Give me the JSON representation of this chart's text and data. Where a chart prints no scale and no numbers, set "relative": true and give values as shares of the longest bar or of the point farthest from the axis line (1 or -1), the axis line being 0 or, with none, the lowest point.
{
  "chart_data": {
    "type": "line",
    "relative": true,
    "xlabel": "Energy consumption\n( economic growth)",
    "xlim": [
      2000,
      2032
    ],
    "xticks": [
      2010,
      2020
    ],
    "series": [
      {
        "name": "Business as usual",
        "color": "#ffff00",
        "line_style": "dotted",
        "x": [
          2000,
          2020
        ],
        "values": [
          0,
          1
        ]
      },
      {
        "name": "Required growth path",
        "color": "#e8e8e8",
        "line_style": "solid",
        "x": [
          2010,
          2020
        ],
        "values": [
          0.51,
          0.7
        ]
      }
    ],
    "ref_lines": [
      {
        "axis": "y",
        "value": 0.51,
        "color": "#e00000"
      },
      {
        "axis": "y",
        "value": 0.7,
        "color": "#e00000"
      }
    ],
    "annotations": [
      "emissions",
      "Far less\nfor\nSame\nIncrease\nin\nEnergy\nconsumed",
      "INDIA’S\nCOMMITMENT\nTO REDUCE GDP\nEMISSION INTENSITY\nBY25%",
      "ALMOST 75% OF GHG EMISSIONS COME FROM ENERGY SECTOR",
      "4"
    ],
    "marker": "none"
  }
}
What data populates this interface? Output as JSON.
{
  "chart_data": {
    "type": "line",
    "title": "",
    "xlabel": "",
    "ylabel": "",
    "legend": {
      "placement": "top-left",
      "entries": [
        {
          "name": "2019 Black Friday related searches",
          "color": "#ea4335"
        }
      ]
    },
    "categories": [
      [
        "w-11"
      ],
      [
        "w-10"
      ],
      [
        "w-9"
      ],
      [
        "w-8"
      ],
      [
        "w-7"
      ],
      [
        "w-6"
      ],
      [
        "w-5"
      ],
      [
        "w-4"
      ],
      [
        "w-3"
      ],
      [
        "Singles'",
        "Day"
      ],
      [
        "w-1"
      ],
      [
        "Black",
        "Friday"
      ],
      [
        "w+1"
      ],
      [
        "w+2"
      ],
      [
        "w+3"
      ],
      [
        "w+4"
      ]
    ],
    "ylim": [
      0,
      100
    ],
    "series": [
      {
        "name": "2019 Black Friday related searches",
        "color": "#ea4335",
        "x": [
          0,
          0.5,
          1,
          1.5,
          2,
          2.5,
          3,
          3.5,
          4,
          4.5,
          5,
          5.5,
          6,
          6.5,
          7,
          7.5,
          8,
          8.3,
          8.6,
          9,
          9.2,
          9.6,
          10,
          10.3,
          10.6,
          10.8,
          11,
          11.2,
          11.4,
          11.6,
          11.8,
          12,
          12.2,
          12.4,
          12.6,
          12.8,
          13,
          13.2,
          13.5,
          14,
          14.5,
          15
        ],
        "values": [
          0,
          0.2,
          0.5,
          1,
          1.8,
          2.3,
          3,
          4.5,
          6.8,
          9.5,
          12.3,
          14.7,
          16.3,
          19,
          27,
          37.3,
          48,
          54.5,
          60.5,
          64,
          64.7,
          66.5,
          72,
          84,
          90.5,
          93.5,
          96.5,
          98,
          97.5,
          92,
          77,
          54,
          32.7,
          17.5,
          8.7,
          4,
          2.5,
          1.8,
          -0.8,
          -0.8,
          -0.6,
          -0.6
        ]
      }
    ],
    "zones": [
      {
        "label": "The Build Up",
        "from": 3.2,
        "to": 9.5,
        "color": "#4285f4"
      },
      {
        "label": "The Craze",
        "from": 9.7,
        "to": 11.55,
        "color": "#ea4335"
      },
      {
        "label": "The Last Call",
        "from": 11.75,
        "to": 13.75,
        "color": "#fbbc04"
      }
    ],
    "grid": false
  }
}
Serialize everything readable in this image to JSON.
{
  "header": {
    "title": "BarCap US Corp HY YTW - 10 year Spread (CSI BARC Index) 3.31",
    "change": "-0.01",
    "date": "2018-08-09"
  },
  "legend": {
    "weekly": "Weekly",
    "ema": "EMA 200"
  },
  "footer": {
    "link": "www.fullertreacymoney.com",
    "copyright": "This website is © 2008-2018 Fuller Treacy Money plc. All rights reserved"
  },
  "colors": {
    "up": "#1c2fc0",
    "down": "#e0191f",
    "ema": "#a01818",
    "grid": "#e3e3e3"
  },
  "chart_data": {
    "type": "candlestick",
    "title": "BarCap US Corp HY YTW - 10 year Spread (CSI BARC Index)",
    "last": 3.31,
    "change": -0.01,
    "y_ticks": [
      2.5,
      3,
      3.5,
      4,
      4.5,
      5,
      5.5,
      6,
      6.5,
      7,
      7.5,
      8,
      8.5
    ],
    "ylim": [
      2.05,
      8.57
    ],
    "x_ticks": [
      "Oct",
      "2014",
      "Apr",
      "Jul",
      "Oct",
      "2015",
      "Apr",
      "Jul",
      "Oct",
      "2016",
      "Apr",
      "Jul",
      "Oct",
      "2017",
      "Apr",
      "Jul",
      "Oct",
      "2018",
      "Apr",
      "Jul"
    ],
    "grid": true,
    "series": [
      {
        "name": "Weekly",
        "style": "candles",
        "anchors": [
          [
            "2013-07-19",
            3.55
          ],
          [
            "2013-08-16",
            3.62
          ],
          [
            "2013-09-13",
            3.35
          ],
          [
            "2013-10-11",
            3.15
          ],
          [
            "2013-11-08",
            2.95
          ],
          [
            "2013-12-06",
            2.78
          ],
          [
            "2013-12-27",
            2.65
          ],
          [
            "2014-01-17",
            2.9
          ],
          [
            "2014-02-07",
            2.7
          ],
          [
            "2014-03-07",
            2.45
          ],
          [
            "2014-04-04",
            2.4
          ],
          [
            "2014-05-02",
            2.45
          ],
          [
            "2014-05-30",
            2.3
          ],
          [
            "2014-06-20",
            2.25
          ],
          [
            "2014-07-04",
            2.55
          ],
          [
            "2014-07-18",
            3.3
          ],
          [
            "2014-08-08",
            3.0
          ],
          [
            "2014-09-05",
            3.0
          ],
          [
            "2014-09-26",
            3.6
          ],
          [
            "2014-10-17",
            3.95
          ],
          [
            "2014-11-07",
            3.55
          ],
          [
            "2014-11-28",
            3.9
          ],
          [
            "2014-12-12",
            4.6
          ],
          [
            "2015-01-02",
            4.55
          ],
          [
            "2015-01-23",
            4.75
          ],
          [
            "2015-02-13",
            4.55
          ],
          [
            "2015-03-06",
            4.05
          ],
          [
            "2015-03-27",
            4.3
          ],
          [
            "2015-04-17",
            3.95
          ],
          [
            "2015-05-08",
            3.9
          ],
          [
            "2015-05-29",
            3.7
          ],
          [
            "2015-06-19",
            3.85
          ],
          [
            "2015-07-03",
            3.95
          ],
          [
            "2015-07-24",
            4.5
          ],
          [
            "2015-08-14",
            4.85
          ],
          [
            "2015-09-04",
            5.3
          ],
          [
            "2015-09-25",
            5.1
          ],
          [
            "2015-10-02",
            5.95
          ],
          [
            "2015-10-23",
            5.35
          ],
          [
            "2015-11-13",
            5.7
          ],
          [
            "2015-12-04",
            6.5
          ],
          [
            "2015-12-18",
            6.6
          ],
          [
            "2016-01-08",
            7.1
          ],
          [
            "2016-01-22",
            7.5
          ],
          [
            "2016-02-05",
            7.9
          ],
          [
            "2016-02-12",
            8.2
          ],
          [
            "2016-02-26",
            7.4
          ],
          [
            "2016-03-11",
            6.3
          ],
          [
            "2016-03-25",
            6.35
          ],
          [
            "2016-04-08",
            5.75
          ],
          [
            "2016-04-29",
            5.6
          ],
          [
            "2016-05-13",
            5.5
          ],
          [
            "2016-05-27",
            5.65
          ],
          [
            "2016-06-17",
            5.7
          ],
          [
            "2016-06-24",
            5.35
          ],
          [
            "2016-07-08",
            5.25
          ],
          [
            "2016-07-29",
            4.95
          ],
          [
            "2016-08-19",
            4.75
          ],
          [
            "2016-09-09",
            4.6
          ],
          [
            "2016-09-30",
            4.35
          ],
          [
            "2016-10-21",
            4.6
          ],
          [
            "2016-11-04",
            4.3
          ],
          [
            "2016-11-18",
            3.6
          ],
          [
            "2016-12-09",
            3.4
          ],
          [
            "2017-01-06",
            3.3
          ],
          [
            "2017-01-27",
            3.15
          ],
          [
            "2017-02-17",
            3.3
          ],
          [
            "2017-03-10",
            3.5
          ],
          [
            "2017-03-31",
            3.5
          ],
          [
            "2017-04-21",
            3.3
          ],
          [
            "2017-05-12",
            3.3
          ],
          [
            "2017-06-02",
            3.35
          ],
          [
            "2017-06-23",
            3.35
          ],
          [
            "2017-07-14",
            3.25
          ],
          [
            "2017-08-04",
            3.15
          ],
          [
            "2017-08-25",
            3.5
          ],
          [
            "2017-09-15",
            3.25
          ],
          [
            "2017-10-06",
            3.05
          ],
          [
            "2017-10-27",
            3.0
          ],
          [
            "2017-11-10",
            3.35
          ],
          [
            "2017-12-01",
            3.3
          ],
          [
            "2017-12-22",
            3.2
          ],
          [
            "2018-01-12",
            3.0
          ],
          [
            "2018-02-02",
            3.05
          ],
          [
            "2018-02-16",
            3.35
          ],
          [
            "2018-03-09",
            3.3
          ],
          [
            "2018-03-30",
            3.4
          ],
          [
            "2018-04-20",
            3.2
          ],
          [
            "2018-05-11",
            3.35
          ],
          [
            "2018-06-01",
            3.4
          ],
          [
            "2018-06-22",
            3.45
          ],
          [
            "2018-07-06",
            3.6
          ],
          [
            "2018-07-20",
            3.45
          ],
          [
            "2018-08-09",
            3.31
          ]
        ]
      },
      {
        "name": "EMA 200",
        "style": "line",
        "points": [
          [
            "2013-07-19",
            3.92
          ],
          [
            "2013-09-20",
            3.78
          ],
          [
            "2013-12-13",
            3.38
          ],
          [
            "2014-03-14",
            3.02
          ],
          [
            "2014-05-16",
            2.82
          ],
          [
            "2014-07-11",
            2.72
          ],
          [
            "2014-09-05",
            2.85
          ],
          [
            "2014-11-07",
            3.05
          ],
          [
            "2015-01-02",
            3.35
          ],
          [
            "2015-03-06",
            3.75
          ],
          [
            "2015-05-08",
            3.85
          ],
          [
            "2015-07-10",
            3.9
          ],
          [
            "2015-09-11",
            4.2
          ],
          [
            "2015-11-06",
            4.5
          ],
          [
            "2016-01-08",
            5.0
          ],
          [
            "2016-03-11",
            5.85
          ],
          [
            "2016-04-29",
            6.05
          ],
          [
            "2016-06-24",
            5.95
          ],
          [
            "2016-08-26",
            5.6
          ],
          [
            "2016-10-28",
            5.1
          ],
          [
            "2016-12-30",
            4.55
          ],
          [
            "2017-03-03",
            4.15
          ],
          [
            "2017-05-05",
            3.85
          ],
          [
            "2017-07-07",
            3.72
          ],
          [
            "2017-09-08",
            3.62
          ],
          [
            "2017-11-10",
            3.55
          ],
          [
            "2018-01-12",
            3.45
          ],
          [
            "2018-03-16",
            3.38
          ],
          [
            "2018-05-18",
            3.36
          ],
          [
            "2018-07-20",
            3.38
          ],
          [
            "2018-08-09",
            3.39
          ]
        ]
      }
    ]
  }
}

______

▶ [WORK INSTRUCTIONS]:
Where a line contains "Index", copy that line.

▶ [THE REPLY]:
    "title": "BarCap US Corp HY YTW - 10 year Spread (CSI BARC Index) 3.31",
    "title": "BarCap US Corp HY YTW - 10 year Spread (CSI BARC Index)",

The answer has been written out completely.